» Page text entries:
☆ ☆ ☆ ☆ ☆ ☆ ☆
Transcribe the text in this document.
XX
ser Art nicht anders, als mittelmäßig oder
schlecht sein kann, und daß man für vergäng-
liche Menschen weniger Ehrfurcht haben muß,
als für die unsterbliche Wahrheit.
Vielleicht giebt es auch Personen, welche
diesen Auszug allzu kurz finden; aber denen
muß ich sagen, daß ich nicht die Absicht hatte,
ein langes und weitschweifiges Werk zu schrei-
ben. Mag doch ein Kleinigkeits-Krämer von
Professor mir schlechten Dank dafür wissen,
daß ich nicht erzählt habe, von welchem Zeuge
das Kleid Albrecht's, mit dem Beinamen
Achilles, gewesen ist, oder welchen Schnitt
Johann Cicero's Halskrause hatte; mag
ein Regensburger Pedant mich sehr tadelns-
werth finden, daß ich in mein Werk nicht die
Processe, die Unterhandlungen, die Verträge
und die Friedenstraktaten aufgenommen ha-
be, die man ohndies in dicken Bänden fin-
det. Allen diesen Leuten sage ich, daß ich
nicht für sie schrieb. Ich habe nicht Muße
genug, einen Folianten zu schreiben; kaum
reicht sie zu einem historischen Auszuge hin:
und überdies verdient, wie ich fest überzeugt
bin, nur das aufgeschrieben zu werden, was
☆ ☆ ☆ ☆ ☆ ☆ ☆
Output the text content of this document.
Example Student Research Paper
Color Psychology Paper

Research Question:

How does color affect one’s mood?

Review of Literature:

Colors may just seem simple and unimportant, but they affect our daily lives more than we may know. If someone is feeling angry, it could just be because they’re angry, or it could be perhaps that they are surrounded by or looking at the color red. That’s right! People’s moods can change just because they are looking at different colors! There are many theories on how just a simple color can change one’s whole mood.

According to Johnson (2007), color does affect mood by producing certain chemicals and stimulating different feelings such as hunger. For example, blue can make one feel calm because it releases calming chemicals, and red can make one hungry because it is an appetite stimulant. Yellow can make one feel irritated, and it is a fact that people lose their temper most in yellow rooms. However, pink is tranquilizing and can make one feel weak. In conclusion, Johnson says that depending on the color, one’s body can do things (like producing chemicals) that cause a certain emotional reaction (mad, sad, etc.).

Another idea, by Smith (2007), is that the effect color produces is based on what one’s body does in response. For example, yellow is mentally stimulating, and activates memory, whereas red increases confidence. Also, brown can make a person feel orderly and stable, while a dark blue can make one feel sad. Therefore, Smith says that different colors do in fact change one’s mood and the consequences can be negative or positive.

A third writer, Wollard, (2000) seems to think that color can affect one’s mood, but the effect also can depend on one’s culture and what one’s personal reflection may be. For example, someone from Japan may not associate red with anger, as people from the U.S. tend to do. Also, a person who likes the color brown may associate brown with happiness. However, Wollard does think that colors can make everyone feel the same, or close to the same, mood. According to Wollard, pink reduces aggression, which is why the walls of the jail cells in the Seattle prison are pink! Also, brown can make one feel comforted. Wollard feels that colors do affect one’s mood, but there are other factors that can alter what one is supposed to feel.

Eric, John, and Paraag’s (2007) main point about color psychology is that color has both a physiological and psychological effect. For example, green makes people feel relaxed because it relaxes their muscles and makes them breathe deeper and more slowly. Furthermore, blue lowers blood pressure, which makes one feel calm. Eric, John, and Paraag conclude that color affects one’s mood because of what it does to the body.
☆ ☆ ☆ ☆ ☆ ☆ ☆
Check each line above for the string "nicht" and copy the ones that have it.

ser Art nicht anders, als mittelmäßig oder
muß ich sagen, daß ich nicht die Absicht hatte,
daß ich nicht erzählt habe, von welchem Zeuge
werth finden, daß ich in mein Werk nicht die
nicht für sie schrieb. Ich habe nicht Muße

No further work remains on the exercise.